*EXERCISE*: Count how many lines hold the string "如图所示", and give only that number.

(Dataset entries)
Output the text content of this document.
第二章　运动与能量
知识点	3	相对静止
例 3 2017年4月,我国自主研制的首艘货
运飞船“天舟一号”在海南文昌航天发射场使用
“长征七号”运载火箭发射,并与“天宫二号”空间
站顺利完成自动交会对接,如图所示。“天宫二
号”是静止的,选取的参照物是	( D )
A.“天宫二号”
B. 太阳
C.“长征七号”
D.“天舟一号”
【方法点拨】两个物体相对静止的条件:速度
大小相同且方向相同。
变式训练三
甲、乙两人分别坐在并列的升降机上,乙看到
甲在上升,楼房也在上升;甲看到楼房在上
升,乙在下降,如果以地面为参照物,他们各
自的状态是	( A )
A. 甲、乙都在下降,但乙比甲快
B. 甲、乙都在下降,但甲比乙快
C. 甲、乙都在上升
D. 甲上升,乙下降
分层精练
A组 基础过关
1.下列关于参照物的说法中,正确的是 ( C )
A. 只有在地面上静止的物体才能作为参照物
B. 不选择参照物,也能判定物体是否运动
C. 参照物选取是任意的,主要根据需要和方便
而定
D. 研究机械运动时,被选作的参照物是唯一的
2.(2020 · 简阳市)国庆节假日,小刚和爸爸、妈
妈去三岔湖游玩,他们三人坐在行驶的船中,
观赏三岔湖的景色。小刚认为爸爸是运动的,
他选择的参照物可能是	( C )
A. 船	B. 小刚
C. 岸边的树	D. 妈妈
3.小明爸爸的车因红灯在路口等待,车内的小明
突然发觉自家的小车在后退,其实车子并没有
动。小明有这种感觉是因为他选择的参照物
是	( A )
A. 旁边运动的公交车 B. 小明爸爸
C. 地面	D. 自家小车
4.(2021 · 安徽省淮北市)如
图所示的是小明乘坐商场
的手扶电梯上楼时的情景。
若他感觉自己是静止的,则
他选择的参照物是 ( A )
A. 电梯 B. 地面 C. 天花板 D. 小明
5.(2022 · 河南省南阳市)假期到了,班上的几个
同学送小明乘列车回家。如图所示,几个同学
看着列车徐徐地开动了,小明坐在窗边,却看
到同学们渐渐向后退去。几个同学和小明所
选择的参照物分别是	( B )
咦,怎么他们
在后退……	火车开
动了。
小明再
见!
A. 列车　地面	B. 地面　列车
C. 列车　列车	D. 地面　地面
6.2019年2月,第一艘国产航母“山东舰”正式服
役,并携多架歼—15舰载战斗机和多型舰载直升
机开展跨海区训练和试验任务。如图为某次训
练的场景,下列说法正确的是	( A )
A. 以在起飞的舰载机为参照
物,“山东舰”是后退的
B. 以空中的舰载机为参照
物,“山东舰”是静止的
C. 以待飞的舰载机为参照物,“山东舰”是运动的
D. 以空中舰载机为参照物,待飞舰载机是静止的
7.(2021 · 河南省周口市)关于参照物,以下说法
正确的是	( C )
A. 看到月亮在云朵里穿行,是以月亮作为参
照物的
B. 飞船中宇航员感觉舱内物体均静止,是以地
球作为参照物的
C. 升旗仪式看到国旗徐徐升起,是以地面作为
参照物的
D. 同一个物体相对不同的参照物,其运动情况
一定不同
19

*REPLY*: 2